- **Prompt**
From the entries below, copy every line that holds the word "maça".

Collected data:
------------------------------------

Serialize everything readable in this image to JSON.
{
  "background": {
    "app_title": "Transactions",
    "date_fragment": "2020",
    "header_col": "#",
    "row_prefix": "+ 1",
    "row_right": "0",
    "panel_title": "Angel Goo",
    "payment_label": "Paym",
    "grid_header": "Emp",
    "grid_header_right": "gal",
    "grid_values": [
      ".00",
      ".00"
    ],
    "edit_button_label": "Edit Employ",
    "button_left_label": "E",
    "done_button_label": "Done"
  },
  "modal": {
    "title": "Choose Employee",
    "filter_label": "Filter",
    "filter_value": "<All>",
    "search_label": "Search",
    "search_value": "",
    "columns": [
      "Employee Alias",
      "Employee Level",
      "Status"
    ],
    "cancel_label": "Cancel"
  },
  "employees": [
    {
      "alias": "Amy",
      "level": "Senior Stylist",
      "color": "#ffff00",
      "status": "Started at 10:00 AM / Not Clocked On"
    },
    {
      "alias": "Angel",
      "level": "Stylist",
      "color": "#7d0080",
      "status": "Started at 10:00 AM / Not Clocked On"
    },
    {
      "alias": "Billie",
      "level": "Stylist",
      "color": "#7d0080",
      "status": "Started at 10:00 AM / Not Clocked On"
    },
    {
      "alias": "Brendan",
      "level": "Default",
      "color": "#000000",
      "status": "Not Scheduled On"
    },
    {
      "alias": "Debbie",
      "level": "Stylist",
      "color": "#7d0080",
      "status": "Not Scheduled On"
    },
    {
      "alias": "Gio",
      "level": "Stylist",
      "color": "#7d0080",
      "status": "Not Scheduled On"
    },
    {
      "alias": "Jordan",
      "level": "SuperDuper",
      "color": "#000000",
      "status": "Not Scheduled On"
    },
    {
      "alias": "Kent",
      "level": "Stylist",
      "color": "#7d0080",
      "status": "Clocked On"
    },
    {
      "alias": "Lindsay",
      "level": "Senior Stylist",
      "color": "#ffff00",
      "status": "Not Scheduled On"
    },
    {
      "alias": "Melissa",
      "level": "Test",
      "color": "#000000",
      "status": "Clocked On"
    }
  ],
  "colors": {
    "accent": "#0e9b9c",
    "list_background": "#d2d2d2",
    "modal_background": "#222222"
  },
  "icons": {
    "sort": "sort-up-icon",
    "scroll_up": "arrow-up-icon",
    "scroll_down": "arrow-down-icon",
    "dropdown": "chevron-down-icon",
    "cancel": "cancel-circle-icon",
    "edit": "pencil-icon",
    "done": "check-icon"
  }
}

------------------------------------

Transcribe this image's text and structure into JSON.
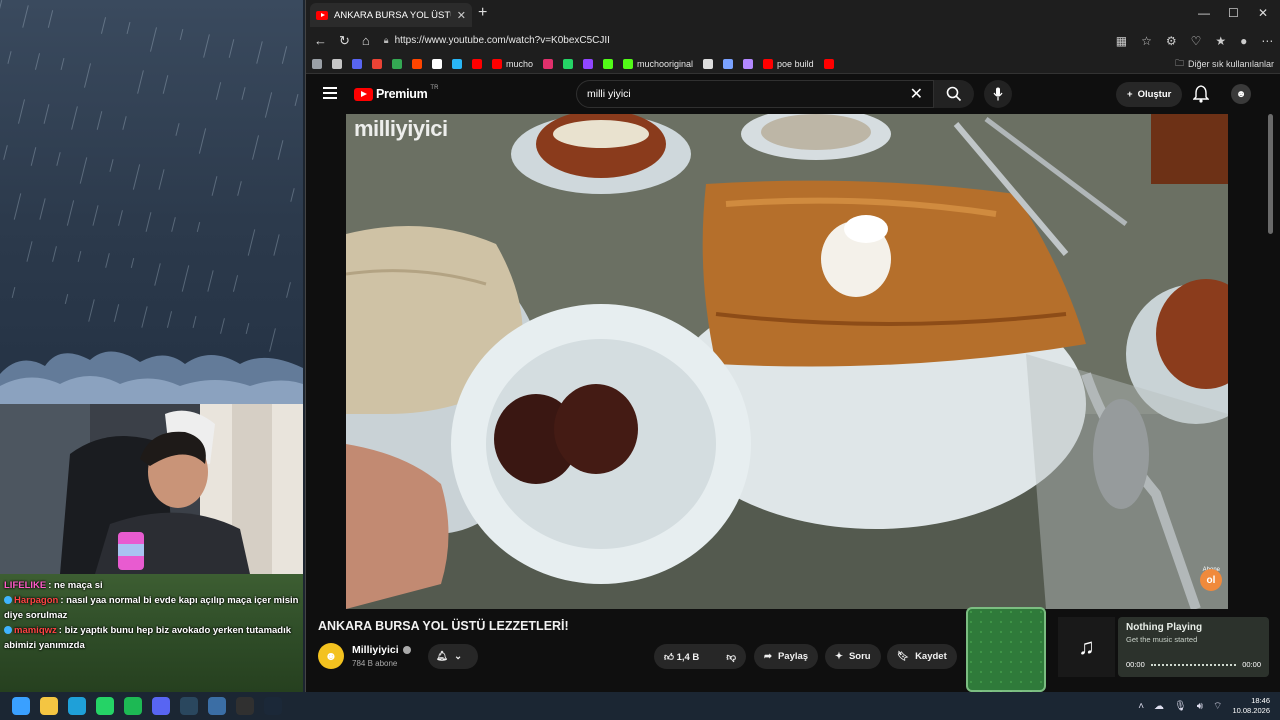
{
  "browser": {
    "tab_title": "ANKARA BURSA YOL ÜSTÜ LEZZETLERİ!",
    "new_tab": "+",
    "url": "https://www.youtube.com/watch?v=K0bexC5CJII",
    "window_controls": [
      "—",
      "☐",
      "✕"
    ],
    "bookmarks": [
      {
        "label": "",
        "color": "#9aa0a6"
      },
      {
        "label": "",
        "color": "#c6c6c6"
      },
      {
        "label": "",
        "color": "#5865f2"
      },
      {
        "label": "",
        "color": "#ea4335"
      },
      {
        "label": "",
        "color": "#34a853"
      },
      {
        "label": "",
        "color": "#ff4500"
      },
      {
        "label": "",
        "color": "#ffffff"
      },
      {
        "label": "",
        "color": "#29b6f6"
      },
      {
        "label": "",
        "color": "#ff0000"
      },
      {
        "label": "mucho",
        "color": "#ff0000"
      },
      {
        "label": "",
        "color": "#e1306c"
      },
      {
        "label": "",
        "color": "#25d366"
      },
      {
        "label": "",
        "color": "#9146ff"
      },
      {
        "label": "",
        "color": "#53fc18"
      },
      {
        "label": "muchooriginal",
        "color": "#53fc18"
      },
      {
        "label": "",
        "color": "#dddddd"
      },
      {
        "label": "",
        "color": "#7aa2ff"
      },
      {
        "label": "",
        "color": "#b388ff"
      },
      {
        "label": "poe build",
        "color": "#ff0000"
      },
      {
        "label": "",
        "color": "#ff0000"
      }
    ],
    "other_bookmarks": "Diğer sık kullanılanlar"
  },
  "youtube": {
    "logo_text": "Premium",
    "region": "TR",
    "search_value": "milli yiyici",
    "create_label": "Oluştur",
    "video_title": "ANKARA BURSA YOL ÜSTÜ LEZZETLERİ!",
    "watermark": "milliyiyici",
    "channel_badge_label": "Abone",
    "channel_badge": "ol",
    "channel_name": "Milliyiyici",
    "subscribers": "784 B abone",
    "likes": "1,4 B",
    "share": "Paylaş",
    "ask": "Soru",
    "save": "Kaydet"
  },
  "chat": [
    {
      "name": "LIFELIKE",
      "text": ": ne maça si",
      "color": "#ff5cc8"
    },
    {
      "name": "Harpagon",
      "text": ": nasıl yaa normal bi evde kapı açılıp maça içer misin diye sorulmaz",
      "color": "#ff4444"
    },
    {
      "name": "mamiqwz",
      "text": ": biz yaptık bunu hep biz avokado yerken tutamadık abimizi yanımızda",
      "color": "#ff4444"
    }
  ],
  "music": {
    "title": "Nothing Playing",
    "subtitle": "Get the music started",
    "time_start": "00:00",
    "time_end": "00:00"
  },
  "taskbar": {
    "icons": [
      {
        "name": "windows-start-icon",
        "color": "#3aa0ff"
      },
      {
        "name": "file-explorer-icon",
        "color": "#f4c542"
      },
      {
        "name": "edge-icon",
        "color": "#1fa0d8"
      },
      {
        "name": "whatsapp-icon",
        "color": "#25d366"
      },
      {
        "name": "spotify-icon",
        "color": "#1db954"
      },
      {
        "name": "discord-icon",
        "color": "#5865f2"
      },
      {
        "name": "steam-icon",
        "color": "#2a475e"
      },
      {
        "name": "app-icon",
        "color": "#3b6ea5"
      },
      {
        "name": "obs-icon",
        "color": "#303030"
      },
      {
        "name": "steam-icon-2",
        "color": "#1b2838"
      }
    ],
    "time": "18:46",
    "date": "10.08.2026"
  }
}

------------------------------------

- **Response below**
      "text": ": ne maça si",
      "text": ": nasıl yaa normal bi evde kapı açılıp maça içer misin diye sorulmaz",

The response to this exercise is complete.